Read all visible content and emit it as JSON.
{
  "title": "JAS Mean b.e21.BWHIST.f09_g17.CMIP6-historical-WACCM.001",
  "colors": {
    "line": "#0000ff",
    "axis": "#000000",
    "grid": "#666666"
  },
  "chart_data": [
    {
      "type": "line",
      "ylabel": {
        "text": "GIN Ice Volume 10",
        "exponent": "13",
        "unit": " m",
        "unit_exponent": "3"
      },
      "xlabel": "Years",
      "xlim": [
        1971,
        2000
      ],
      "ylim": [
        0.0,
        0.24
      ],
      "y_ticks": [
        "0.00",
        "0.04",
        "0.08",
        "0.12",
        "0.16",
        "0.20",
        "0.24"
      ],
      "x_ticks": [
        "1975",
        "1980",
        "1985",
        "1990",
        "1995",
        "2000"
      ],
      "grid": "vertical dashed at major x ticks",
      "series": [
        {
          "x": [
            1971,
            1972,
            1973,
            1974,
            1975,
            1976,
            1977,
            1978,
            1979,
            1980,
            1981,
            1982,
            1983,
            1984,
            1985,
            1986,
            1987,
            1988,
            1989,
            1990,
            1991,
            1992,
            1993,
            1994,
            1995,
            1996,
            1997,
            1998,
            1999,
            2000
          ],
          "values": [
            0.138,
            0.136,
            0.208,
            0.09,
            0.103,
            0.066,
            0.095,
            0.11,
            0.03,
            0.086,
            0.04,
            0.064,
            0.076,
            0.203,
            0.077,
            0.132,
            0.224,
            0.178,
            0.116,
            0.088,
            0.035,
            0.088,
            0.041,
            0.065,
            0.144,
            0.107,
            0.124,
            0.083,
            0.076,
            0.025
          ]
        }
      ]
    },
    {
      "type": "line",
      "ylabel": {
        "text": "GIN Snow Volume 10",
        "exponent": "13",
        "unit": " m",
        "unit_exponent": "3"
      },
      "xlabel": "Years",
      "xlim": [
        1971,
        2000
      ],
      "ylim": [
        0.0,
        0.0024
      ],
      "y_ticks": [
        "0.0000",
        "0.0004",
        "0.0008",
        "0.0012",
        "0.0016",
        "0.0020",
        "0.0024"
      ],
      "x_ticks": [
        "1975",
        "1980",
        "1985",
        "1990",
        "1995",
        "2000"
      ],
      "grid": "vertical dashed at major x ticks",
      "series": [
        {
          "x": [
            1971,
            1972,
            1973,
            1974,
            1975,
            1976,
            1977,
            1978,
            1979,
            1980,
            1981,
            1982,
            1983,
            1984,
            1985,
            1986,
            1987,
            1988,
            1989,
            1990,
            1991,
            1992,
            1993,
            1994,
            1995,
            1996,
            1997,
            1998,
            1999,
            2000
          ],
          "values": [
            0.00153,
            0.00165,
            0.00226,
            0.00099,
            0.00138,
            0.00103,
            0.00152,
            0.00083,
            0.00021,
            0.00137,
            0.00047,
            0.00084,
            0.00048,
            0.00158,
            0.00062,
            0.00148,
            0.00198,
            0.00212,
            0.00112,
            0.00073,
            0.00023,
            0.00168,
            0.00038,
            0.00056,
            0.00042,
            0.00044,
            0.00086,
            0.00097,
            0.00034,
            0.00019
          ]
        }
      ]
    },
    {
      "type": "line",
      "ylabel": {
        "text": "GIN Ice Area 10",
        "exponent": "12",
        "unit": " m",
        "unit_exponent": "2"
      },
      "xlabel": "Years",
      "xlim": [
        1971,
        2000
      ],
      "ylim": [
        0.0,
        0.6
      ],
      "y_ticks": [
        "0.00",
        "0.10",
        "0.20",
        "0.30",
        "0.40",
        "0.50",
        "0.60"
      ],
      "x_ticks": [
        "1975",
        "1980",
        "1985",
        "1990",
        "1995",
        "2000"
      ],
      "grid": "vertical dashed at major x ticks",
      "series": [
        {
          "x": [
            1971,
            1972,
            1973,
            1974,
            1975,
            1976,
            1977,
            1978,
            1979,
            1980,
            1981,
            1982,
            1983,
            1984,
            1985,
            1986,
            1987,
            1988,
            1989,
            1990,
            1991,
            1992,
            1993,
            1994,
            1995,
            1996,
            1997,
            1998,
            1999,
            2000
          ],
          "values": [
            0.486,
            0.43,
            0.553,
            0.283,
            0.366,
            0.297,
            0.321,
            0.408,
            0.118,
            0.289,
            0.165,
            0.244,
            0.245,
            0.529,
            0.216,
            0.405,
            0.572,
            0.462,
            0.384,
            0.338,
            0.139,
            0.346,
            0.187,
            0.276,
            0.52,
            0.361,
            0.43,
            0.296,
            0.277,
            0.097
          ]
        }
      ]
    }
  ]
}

• [AIM OF THE EXERCISE]:
Each entry above is to be printed again exactly.

• [CORRECT OUTPUT]:
Read all visible content and emit it as JSON.
{
  "title": "JAS Mean b.e21.BWHIST.f09_g17.CMIP6-historical-WACCM.001",
  "colors": {
    "line": "#0000ff",
    "axis": "#000000",
    "grid": "#666666"
  },
  "chart_data": [
    {
      "type": "line",
      "ylabel": {
        "text": "GIN Ice Volume 10",
        "exponent": "13",
        "unit": " m",
        "unit_exponent": "3"
      },
      "xlabel": "Years",
      "xlim": [
        1971,
        2000
      ],
      "ylim": [
        0.0,
        0.24
      ],
      "y_ticks": [
        "0.00",
        "0.04",
        "0.08",
        "0.12",
        "0.16",
        "0.20",
        "0.24"
      ],
      "x_ticks": [
        "1975",
        "1980",
        "1985",
        "1990",
        "1995",
        "2000"
      ],
      "grid": "vertical dashed at major x ticks",
      "series": [
        {
          "x": [
            1971,
            1972,
            1973,
            1974,
            1975,
            1976,
            1977,
            1978,
            1979,
            1980,
            1981,
            1982,
            1983,
            1984,
            1985,
            1986,
            1987,
            1988,
            1989,
            1990,
            1991,
            1992,
            1993,
            1994,
            1995,
            1996,
            1997,
            1998,
            1999,
            2000
          ],
          "values": [
            0.138,
            0.136,
            0.208,
            0.09,
            0.103,
            0.066,
            0.095,
            0.11,
            0.03,
            0.086,
            0.04,
            0.064,
            0.076,
            0.203,
            0.077,
            0.132,
            0.224,
            0.178,
            0.116,
            0.088,
            0.035,
            0.088,
            0.041,
            0.065,
            0.144,
            0.107,
            0.124,
            0.083,
            0.076,
            0.025
          ]
        }
      ]
    },
    {
      "type": "line",
      "ylabel": {
        "text": "GIN Snow Volume 10",
        "exponent": "13",
        "unit": " m",
        "unit_exponent": "3"
      },
      "xlabel": "Years",
      "xlim": [
        1971,
        2000
      ],
      "ylim": [
        0.0,
        0.0024
      ],
      "y_ticks": [
        "0.0000",
        "0.0004",
        "0.0008",
        "0.0012",
        "0.0016",
        "0.0020",
        "0.0024"
      ],
      "x_ticks": [
        "1975",
        "1980",
        "1985",
        "1990",
        "1995",
        "2000"
      ],
      "grid": "vertical dashed at major x ticks",
      "series": [
        {
          "x": [
            1971,
            1972,
            1973,
            1974,
            1975,
            1976,
            1977,
            1978,
            1979,
            1980,
            1981,
            1982,
            1983,
            1984,
            1985,
            1986,
            1987,
            1988,
            1989,
            1990,
            1991,
            1992,
            1993,
            1994,
            1995,
            1996,
            1997,
            1998,
            1999,
            2000
          ],
          "values": [
            0.00153,
            0.00165,
            0.00226,
            0.00099,
            0.00138,
            0.00103,
            0.00152,
            0.00083,
            0.00021,
            0.00137,
            0.00047,
            0.00084,
            0.00048,
            0.00158,
            0.00062,
            0.00148,
            0.00198,
            0.00212,
            0.00112,
            0.00073,
            0.00023,
            0.00168,
            0.00038,
            0.00056,
            0.00042,
            0.00044,
            0.00086,
            0.00097,
            0.00034,
            0.00019
          ]
        }
      ]
    },
    {
      "type": "line",
      "ylabel": {
        "text": "GIN Ice Area 10",
        "exponent": "12",
        "unit": " m",
        "unit_exponent": "2"
      },
      "xlabel": "Years",
      "xlim": [
        1971,
        2000
      ],
      "ylim": [
        0.0,
        0.6
      ],
      "y_ticks": [
        "0.00",
        "0.10",
        "0.20",
        "0.30",
        "0.40",
        "0.50",
        "0.60"
      ],
      "x_ticks": [
        "1975",
        "1980",
        "1985",
        "1990",
        "1995",
        "2000"
      ],
      "grid": "vertical dashed at major x ticks",
      "series": [
        {
          "x": [
            1971,
            1972,
            1973,
            1974,
            1975,
            1976,
            1977,
            1978,
            1979,
            1980,
            1981,
            1982,
            1983,
            1984,
            1985,
            1986,
            1987,
            1988,
            1989,
            1990,
            1991,
            1992,
            1993,
            1994,
            1995,
            1996,
            1997,
            1998,
            1999,
            2000
          ],
          "values": [
            0.486,
            0.43,
            0.553,
            0.283,
            0.366,
            0.297,
            0.321,
            0.408,
            0.118,
            0.289,
            0.165,
            0.244,
            0.245,
            0.529,
            0.216,
            0.405,
            0.572,
            0.462,
            0.384,
            0.338,
            0.139,
            0.346,
            0.187,
            0.276,
            0.52,
            0.361,
            0.43,
            0.296,
            0.277,
            0.097
          ]
        }
      ]
    }
  ]
}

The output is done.